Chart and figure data
* * * * * * * * *

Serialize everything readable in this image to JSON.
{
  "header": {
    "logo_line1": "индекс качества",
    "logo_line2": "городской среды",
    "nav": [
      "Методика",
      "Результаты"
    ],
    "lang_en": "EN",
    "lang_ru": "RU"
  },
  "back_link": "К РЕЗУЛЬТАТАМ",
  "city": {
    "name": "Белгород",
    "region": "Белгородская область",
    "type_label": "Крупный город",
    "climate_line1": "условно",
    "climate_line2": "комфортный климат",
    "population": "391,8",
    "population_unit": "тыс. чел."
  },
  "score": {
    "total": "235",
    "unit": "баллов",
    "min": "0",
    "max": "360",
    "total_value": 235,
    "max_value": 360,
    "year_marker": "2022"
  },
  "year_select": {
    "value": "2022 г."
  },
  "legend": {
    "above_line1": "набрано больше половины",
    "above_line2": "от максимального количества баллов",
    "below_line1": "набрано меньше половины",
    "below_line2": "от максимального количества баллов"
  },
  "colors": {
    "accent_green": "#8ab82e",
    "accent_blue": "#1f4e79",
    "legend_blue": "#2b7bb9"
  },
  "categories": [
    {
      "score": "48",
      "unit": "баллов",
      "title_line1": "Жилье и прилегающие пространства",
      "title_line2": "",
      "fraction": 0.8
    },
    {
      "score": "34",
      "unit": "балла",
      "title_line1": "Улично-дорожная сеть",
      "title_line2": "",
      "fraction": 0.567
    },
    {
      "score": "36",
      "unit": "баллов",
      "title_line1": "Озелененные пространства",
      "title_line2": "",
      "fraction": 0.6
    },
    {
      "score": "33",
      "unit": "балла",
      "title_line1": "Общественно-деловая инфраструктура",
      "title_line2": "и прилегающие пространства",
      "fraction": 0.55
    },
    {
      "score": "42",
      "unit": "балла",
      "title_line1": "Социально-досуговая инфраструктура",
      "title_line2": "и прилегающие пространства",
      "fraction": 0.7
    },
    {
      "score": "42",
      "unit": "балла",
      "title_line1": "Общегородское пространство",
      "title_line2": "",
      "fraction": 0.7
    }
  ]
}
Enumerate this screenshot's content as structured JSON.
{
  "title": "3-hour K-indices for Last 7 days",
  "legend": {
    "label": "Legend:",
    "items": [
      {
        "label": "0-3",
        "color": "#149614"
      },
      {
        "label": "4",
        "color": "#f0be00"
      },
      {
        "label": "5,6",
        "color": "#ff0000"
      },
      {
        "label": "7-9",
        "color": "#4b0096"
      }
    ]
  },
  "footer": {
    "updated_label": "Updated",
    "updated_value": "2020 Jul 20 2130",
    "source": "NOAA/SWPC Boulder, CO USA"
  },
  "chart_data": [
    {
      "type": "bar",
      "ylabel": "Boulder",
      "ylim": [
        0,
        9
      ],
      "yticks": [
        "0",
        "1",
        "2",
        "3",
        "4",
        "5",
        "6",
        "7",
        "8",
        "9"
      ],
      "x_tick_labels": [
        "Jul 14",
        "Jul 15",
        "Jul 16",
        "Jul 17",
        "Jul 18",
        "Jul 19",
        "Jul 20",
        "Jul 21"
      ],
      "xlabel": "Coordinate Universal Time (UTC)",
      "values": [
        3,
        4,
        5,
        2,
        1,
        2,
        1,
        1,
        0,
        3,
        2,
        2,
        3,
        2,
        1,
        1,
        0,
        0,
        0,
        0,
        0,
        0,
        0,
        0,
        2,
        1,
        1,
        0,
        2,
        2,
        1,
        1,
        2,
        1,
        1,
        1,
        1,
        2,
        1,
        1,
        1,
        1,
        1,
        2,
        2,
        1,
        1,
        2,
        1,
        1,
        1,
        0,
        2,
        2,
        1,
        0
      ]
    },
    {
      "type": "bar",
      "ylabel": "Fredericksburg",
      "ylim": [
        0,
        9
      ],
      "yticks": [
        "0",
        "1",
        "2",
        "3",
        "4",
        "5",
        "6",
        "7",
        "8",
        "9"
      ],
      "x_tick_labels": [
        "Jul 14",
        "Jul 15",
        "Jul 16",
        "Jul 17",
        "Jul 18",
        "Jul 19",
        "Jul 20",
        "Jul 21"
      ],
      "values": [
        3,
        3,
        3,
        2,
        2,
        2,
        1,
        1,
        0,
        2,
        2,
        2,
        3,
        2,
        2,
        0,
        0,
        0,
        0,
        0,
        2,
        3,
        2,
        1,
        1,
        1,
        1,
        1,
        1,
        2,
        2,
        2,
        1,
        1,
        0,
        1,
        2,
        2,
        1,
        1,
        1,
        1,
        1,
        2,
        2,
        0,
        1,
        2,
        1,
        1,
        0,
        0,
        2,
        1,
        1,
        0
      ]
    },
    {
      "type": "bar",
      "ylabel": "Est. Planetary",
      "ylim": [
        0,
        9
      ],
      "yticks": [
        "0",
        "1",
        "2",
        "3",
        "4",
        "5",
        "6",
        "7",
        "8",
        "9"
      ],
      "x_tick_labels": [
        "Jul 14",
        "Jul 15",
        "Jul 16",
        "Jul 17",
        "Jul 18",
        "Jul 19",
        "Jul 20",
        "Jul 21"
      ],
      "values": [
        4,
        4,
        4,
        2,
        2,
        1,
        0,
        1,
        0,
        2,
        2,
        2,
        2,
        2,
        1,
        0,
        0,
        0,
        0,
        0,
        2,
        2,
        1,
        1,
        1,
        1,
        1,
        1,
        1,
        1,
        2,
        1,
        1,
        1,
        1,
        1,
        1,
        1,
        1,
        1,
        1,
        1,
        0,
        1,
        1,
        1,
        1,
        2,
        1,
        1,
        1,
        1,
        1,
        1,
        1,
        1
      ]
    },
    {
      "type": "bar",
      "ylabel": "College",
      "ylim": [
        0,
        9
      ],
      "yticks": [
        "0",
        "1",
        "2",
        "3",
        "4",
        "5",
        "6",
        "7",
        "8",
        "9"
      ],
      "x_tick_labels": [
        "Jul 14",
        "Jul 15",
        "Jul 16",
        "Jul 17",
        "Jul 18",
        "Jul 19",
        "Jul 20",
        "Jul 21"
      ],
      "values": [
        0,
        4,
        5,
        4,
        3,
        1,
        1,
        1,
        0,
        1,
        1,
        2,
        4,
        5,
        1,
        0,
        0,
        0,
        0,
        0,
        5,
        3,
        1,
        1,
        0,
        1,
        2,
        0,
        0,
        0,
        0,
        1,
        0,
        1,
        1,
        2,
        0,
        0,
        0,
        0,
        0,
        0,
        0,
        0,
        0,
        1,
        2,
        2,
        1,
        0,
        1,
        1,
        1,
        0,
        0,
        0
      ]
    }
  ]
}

* * * * * * * * *

Problem to work on → Determine the number of lines in the listing that contain the string "набрано". Write that number and nothing else.

Task answer → 2